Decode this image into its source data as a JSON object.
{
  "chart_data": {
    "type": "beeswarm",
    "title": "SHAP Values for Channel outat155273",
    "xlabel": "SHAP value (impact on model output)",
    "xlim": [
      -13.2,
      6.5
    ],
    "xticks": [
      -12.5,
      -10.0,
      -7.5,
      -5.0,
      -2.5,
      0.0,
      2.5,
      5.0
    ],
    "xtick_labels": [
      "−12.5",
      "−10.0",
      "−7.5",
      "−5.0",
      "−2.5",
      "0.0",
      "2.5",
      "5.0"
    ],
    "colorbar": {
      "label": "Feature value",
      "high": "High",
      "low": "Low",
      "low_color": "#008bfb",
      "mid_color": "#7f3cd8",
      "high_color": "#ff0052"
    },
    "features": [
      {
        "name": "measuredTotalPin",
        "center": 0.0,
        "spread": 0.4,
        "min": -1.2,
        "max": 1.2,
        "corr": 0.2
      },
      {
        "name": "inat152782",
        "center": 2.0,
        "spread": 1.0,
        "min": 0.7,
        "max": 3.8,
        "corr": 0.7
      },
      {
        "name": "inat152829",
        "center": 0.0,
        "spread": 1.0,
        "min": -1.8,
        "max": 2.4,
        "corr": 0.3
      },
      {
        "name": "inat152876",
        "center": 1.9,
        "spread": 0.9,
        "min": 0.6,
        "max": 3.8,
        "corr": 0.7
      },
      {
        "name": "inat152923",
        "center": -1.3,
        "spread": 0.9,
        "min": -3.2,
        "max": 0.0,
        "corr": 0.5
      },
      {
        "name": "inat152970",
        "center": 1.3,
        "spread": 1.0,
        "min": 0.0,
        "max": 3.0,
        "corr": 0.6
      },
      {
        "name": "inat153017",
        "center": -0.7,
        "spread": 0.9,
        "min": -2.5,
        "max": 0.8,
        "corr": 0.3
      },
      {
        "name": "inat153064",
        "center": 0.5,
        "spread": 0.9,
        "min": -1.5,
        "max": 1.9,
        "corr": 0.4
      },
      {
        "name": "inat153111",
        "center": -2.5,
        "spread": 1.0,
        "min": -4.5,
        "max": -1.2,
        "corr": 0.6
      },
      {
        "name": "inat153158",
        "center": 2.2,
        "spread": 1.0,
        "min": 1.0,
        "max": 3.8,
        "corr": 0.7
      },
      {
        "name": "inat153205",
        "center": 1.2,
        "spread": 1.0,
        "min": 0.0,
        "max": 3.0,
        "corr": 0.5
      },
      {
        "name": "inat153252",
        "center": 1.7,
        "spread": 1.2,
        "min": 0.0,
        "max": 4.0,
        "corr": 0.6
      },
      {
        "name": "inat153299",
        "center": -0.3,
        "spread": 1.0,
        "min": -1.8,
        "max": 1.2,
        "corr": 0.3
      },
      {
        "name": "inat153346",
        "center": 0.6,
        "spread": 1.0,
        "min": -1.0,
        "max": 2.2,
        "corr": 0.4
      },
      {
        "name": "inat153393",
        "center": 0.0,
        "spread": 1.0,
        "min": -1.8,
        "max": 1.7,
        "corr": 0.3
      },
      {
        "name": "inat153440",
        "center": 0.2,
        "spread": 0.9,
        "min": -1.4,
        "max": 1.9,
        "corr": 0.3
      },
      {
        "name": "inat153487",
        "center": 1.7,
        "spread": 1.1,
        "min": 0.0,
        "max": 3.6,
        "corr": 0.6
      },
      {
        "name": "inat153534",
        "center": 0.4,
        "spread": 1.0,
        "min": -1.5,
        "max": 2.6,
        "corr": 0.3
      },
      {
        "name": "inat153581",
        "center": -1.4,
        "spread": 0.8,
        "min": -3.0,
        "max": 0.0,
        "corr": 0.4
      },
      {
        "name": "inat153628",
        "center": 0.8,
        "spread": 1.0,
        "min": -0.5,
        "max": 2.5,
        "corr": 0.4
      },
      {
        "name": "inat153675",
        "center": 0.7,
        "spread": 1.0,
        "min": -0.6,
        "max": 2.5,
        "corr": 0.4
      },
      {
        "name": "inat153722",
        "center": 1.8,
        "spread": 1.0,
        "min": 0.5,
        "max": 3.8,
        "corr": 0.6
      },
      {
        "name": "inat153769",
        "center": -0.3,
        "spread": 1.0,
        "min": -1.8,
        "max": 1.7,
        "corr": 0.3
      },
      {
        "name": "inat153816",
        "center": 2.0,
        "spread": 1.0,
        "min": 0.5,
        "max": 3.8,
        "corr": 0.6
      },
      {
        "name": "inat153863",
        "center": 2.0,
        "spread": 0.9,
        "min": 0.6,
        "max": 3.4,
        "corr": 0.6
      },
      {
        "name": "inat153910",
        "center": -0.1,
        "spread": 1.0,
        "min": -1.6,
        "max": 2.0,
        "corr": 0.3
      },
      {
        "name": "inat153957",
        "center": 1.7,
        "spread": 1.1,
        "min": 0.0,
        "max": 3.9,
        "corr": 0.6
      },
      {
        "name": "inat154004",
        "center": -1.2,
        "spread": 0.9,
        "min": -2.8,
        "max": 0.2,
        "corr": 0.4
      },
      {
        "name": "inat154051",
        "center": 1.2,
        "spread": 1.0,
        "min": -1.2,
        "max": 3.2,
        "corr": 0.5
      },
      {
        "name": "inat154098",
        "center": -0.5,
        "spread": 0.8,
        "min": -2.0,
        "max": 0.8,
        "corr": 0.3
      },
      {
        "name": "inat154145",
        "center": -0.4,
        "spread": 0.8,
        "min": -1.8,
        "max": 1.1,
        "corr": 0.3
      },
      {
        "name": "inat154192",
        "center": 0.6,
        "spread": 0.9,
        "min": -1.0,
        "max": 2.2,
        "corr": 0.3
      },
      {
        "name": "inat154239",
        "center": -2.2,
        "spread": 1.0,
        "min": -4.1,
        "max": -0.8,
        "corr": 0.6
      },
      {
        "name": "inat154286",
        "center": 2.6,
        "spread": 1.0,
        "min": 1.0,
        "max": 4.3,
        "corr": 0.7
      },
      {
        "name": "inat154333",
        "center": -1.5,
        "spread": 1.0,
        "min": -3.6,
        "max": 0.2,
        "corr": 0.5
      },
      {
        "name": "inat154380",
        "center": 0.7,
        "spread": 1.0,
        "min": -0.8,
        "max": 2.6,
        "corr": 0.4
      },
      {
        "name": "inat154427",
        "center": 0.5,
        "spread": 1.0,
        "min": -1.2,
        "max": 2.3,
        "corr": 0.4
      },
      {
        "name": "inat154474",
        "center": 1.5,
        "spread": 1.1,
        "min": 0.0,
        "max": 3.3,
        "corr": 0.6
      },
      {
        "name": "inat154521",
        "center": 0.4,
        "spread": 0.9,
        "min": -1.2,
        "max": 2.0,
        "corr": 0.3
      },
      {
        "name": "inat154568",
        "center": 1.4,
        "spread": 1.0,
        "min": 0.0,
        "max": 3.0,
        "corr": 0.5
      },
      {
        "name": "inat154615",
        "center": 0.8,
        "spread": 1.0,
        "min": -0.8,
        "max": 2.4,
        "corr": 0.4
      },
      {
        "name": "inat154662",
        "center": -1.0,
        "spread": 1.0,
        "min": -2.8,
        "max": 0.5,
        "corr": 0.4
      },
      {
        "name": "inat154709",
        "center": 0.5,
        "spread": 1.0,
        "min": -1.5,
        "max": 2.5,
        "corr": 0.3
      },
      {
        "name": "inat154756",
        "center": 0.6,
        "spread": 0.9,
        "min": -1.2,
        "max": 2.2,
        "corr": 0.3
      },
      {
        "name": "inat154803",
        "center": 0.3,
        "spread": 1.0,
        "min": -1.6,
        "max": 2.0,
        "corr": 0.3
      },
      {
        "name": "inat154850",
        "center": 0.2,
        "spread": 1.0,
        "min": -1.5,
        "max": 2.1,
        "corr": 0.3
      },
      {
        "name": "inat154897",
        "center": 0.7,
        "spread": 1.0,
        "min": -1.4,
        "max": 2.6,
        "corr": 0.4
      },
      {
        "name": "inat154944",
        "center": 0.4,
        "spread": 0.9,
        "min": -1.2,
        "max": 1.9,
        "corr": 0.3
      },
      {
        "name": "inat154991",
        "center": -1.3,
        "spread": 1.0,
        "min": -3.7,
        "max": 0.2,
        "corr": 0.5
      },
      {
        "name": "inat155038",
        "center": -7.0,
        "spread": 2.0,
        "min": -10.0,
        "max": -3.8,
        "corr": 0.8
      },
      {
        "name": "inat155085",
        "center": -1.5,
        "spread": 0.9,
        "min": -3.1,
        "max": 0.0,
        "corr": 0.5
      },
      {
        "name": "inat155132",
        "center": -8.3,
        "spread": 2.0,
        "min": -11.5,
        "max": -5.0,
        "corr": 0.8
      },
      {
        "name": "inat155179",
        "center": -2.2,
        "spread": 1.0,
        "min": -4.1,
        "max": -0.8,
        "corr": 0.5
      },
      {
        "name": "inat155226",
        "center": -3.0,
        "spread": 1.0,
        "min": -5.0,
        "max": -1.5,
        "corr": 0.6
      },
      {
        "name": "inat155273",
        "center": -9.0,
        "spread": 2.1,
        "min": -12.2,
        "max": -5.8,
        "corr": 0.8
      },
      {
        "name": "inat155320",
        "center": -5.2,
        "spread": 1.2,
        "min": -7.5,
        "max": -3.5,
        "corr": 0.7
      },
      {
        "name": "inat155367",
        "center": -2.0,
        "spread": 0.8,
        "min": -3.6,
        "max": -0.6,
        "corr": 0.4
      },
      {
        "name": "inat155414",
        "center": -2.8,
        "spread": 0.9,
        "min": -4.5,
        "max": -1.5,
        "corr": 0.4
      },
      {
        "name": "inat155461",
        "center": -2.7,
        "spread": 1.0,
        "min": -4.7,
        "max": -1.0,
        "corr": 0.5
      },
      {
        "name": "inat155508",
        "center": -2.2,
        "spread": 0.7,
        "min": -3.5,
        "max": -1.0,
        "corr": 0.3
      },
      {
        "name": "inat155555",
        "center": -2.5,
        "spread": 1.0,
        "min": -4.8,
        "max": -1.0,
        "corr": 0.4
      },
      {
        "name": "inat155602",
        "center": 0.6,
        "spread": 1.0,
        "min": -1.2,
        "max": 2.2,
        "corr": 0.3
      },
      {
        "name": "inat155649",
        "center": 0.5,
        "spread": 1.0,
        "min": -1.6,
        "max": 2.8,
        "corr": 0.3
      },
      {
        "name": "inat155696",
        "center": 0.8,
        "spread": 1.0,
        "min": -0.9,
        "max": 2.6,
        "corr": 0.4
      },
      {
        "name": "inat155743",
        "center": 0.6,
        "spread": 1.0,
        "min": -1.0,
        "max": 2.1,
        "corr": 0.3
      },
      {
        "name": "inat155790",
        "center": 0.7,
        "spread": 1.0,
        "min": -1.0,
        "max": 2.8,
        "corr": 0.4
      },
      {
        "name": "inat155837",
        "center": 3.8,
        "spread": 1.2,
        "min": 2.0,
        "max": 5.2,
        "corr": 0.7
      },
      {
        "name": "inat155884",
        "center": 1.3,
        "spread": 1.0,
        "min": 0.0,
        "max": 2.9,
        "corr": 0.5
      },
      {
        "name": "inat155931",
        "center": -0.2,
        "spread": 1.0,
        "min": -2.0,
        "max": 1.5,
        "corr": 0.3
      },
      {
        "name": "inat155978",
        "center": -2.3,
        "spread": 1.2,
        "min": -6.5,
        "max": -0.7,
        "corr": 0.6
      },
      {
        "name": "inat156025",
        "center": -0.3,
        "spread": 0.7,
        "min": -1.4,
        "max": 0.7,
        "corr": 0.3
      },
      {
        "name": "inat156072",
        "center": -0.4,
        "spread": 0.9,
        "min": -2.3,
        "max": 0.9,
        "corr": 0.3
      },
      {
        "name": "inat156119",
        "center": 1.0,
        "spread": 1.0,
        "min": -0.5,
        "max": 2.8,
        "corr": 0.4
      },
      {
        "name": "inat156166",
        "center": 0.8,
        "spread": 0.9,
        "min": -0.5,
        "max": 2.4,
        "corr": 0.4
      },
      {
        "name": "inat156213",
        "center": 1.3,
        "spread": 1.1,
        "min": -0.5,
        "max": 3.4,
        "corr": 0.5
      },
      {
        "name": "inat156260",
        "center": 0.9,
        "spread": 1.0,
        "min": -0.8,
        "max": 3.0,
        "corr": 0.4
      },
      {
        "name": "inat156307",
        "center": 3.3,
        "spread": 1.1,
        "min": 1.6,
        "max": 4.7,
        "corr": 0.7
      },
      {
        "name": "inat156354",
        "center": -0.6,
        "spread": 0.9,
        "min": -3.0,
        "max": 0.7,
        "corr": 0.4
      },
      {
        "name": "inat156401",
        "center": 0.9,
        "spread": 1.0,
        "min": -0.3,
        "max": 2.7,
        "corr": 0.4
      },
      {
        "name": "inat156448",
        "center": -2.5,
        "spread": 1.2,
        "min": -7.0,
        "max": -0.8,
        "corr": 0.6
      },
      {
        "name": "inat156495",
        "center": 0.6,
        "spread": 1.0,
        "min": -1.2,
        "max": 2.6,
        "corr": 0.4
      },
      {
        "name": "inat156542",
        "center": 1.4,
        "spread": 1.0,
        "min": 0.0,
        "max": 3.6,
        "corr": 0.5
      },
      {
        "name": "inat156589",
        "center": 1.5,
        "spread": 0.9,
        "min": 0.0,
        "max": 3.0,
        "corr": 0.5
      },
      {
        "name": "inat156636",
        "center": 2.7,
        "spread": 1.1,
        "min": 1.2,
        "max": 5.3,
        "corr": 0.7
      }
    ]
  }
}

_WHAT TO WORK ON_
Gather each line of the records holding the string "SHAP".

_COMPLETED TASK_
    "title": "SHAP Values for Channel outat155273",
    "xlabel": "SHAP value (impact on model output)",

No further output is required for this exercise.